>> Begin The input
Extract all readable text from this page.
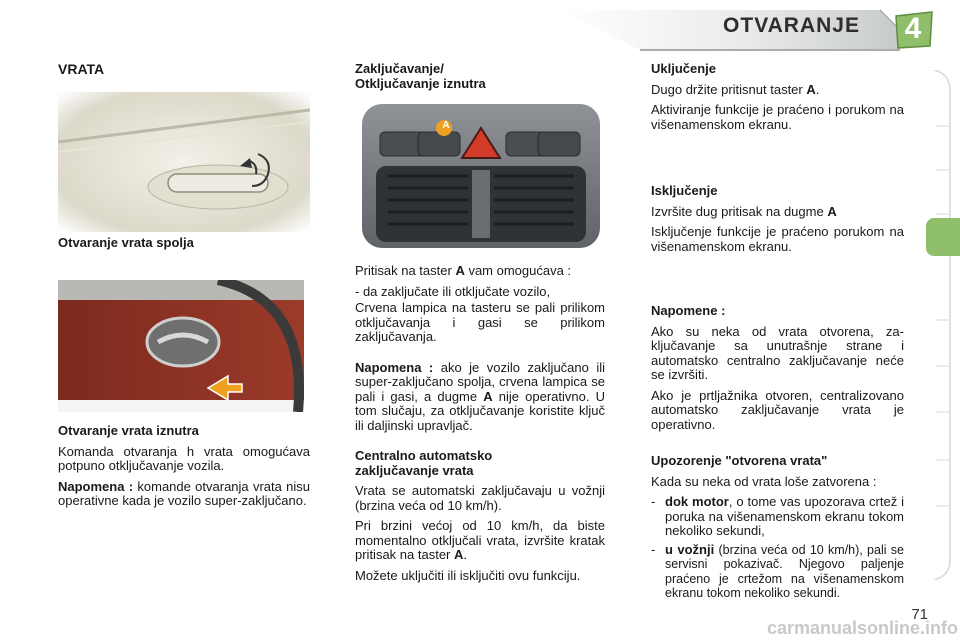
OTVARANJE 4
VRATA
Otvaranje vrata spolja
Otvaranje vrata iznutra

Komanda otvaranja h vrata omogućava potpuno otključavanje vozila.

Napomena : komande otvaranja vrata nisu operativne kada je vozilo super-zaključano.

Zaključavanje/
Otključavanje iznutra
A

Pritisak na taster A vam omogućava :

- da zaključate ili otključate vozilo,

Crvena lampica na tasteru se pali prilikom otključavanja i gasi se prilikom zaključavanja.

Napomena : ako je vozilo zaključano ili super-zaključano spolja, crvena lampica se pali i gasi, a dugme A nije operativno. U tom slučaju, za otključavanje koristite ključ ili daljinski upravljač.

Centralno automatsko
zaključavanje vrata

Vrata se automatski zaključavaju u vožnji (brzina veća od 10 km/h).

Pri brzini većoj od 10 km/h, da biste momentalno otključali vrata, izvršite kratak pritisak na taster A.

Možete uključiti ili isključiti ovu funkciju.

Uključenje

Dugo držite pritisnut taster A.

Aktiviranje funkcije je praćeno i porukom na višenamenskom ekranu.

Isključenje

Izvršite dug pritisak na dugme A

Isključenje funkcije je praćeno porukom na višenamenskom ekranu.

Napomene :

Ako su neka od vrata otvorena, zaključavanje sa unutrašnje strane i automatsko centralno zaključavanje neće se izvršiti.

Ako je prtljažnika otvoren, centralizovano automatsko zaključavanje vrata je operativno.

Upozorenje "otvorena vrata"

Kada su neka od vrata loše zatvorena :

- dok motor, o tome vas upozorava crtež i poruka na višenamenskom ekranu tokom nekoliko sekundi,
- u vožnji (brzina veća od 10 km/h), pali se servisni pokazivač. Njegovo paljenje praćeno je crtežom na višenamenskom ekranu tokom nekoliko sekundi.
71
carmanualsonline.info
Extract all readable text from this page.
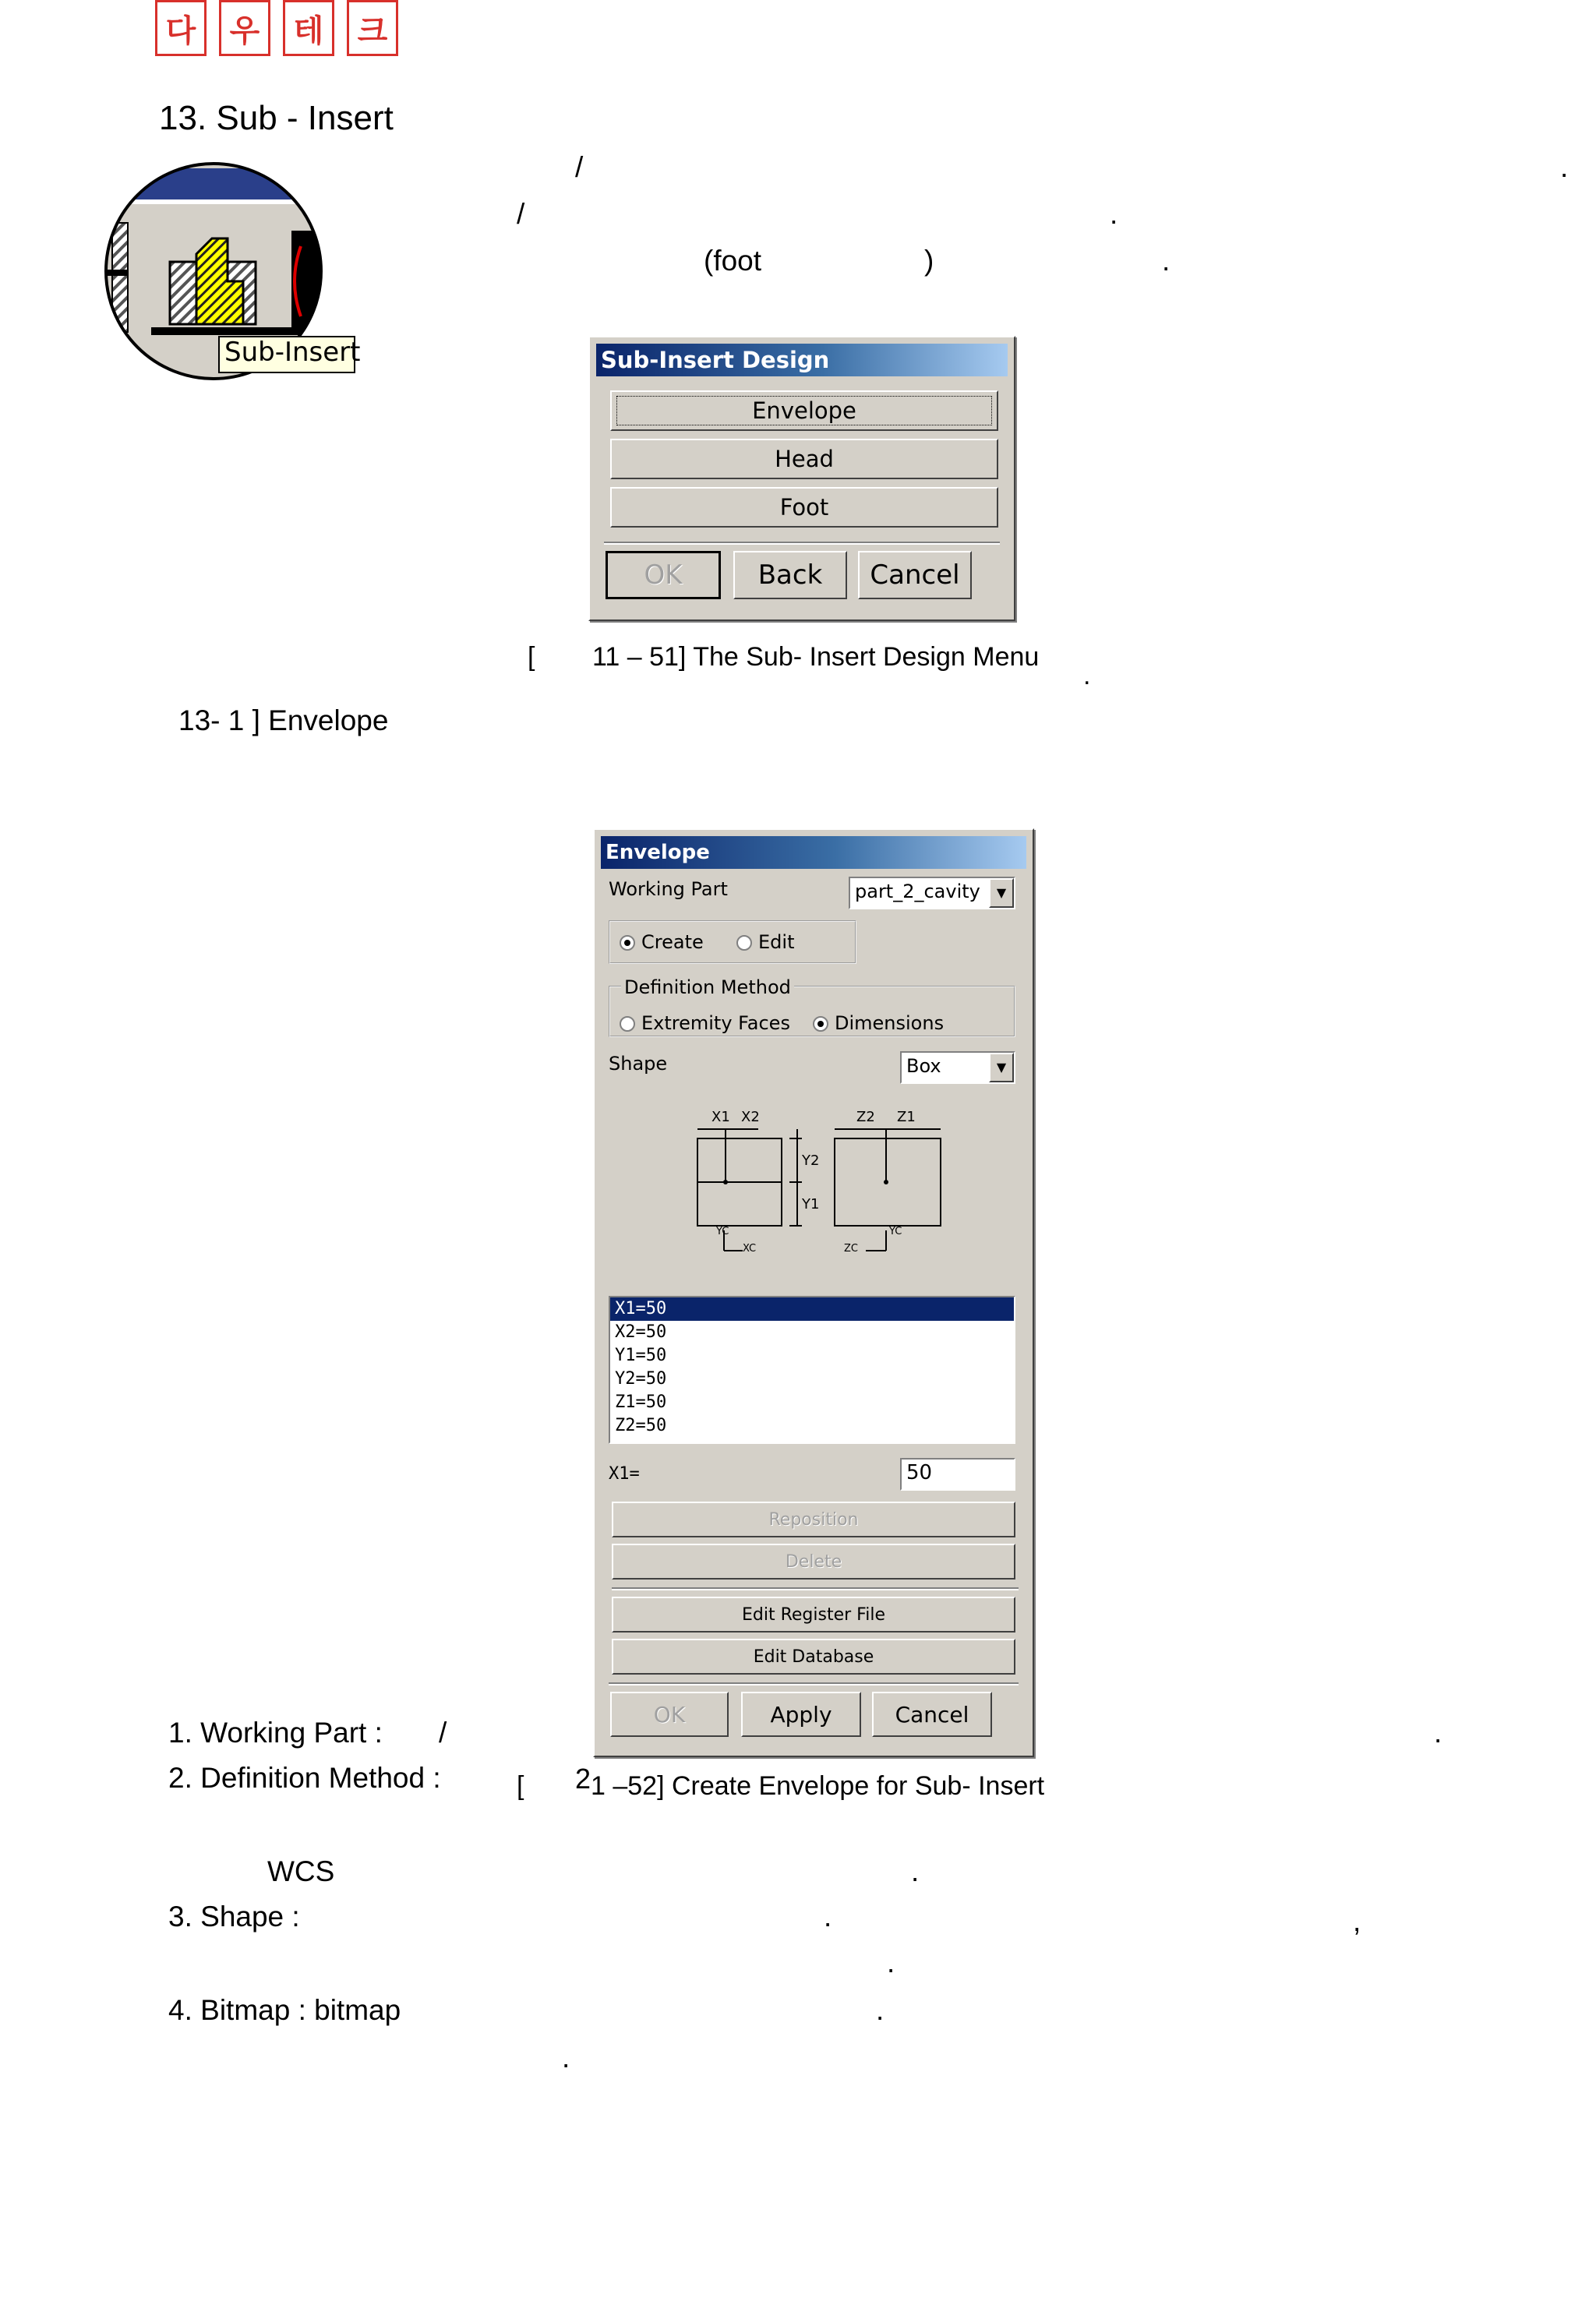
다	우	테	크
13. Sub - Insert
/	.
/	.
(foot	)	.
Sub-Insert	Sub-Insert Design
Envelope
Head
Foot
OK	Back	Cancel
[ 11 – 51] The Sub- Insert Design Menu
.
13- 1 ] Envelope
Envelope
Working Part	part_2_cavity	▼
Create	Edit
Definition Method
Extremity Faces	Dimensions
Shape	Box	▼
X1 X2
Y2
Y1
Z2 Z1
YC
XC
YC
ZC
X1=50
X2=50
Y1=50
Y2=50
Z1=50
Z2=50
X1=	50
Reposition
Delete
Edit Register File
Edit Database
OK	Apply	Cancel
1. Working Part : /	.
2. Definition Method :	[ 2 1 –52] Create Envelope for Sub- Insert
WCS	.
3. Shape :	.	,
.
4. Bitmap : bitmap	.
.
>> End The input
Show all lines from the records above where the word "veća" occurs.

Vrata se automatski zaključavaju u vožnji (brzina veća od 10 km/h).
- u vožnji (brzina veća od 10 km/h), pali se servisni pokazivač. Njegovo paljenje praćeno je crtežom na višenamenskom ekranu tokom nekoliko sekundi.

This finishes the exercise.